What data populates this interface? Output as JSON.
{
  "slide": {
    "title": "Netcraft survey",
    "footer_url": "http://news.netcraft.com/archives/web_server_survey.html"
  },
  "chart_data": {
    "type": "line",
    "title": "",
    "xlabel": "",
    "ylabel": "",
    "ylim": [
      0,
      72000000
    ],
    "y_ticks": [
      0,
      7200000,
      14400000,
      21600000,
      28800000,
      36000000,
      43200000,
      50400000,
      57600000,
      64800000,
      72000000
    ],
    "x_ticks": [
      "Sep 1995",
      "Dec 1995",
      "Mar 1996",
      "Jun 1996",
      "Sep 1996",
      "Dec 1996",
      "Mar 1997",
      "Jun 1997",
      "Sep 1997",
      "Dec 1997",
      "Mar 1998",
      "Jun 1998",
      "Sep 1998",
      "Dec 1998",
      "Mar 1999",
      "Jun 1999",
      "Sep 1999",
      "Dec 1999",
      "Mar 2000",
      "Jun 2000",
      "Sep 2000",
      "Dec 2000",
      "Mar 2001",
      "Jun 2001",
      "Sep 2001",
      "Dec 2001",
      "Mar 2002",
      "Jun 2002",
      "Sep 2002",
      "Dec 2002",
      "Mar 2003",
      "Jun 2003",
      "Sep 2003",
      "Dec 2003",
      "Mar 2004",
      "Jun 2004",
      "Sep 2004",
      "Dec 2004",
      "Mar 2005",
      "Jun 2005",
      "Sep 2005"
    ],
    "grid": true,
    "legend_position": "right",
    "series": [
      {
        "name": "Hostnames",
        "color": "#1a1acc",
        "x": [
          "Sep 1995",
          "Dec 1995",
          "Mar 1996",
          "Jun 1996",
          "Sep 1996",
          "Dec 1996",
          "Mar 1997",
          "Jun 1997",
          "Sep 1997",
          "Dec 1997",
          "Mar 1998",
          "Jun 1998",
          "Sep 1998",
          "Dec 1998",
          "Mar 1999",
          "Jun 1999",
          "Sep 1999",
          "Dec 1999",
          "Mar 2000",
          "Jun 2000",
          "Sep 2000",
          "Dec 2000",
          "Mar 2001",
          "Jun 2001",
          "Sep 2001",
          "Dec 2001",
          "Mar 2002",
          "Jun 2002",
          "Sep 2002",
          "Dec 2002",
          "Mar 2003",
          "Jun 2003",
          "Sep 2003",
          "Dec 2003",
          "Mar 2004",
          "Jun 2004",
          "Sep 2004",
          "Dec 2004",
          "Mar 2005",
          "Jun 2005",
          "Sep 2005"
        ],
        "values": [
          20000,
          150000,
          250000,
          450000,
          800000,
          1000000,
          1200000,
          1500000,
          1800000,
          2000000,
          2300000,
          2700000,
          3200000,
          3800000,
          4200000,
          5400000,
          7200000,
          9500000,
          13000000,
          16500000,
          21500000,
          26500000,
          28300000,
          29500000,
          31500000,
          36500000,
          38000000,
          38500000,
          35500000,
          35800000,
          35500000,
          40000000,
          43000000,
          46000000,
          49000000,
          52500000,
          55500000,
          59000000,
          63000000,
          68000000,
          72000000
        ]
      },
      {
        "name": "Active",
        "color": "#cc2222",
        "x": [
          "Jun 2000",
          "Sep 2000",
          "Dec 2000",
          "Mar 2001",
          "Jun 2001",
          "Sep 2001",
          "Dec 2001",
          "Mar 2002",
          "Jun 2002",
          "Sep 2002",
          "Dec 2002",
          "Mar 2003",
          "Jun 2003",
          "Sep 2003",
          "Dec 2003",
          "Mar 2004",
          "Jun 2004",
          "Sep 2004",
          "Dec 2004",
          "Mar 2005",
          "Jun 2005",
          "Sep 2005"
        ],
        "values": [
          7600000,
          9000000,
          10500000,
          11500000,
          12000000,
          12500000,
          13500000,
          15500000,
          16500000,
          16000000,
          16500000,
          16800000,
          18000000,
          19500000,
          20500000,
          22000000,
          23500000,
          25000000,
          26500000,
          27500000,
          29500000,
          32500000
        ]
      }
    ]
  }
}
—————
# [TASK BRIEF]
Reproduce the listing in full. Keep it exactly as written.

# [FULL RESPONSE]
What data populates this interface? Output as JSON.
{
  "slide": {
    "title": "Netcraft survey",
    "footer_url": "http://news.netcraft.com/archives/web_server_survey.html"
  },
  "chart_data": {
    "type": "line",
    "title": "",
    "xlabel": "",
    "ylabel": "",
    "ylim": [
      0,
      72000000
    ],
    "y_ticks": [
      0,
      7200000,
      14400000,
      21600000,
      28800000,
      36000000,
      43200000,
      50400000,
      57600000,
      64800000,
      72000000
    ],
    "x_ticks": [
      "Sep 1995",
      "Dec 1995",
      "Mar 1996",
      "Jun 1996",
      "Sep 1996",
      "Dec 1996",
      "Mar 1997",
      "Jun 1997",
      "Sep 1997",
      "Dec 1997",
      "Mar 1998",
      "Jun 1998",
      "Sep 1998",
      "Dec 1998",
      "Mar 1999",
      "Jun 1999",
      "Sep 1999",
      "Dec 1999",
      "Mar 2000",
      "Jun 2000",
      "Sep 2000",
      "Dec 2000",
      "Mar 2001",
      "Jun 2001",
      "Sep 2001",
      "Dec 2001",
      "Mar 2002",
      "Jun 2002",
      "Sep 2002",
      "Dec 2002",
      "Mar 2003",
      "Jun 2003",
      "Sep 2003",
      "Dec 2003",
      "Mar 2004",
      "Jun 2004",
      "Sep 2004",
      "Dec 2004",
      "Mar 2005",
      "Jun 2005",
      "Sep 2005"
    ],
    "grid": true,
    "legend_position": "right",
    "series": [
      {
        "name": "Hostnames",
        "color": "#1a1acc",
        "x": [
          "Sep 1995",
          "Dec 1995",
          "Mar 1996",
          "Jun 1996",
          "Sep 1996",
          "Dec 1996",
          "Mar 1997",
          "Jun 1997",
          "Sep 1997",
          "Dec 1997",
          "Mar 1998",
          "Jun 1998",
          "Sep 1998",
          "Dec 1998",
          "Mar 1999",
          "Jun 1999",
          "Sep 1999",
          "Dec 1999",
          "Mar 2000",
          "Jun 2000",
          "Sep 2000",
          "Dec 2000",
          "Mar 2001",
          "Jun 2001",
          "Sep 2001",
          "Dec 2001",
          "Mar 2002",
          "Jun 2002",
          "Sep 2002",
          "Dec 2002",
          "Mar 2003",
          "Jun 2003",
          "Sep 2003",
          "Dec 2003",
          "Mar 2004",
          "Jun 2004",
          "Sep 2004",
          "Dec 2004",
          "Mar 2005",
          "Jun 2005",
          "Sep 2005"
        ],
        "values": [
          20000,
          150000,
          250000,
          450000,
          800000,
          1000000,
          1200000,
          1500000,
          1800000,
          2000000,
          2300000,
          2700000,
          3200000,
          3800000,
          4200000,
          5400000,
          7200000,
          9500000,
          13000000,
          16500000,
          21500000,
          26500000,
          28300000,
          29500000,
          31500000,
          36500000,
          38000000,
          38500000,
          35500000,
          35800000,
          35500000,
          40000000,
          43000000,
          46000000,
          49000000,
          52500000,
          55500000,
          59000000,
          63000000,
          68000000,
          72000000
        ]
      },
      {
        "name": "Active",
        "color": "#cc2222",
        "x": [
          "Jun 2000",
          "Sep 2000",
          "Dec 2000",
          "Mar 2001",
          "Jun 2001",
          "Sep 2001",
          "Dec 2001",
          "Mar 2002",
          "Jun 2002",
          "Sep 2002",
          "Dec 2002",
          "Mar 2003",
          "Jun 2003",
          "Sep 2003",
          "Dec 2003",
          "Mar 2004",
          "Jun 2004",
          "Sep 2004",
          "Dec 2004",
          "Mar 2005",
          "Jun 2005",
          "Sep 2005"
        ],
        "values": [
          7600000,
          9000000,
          10500000,
          11500000,
          12000000,
          12500000,
          13500000,
          15500000,
          16500000,
          16000000,
          16500000,
          16800000,
          18000000,
          19500000,
          20500000,
          22000000,
          23500000,
          25000000,
          26500000,
          27500000,
          29500000,
          32500000
        ]
      }
    ]
  }
}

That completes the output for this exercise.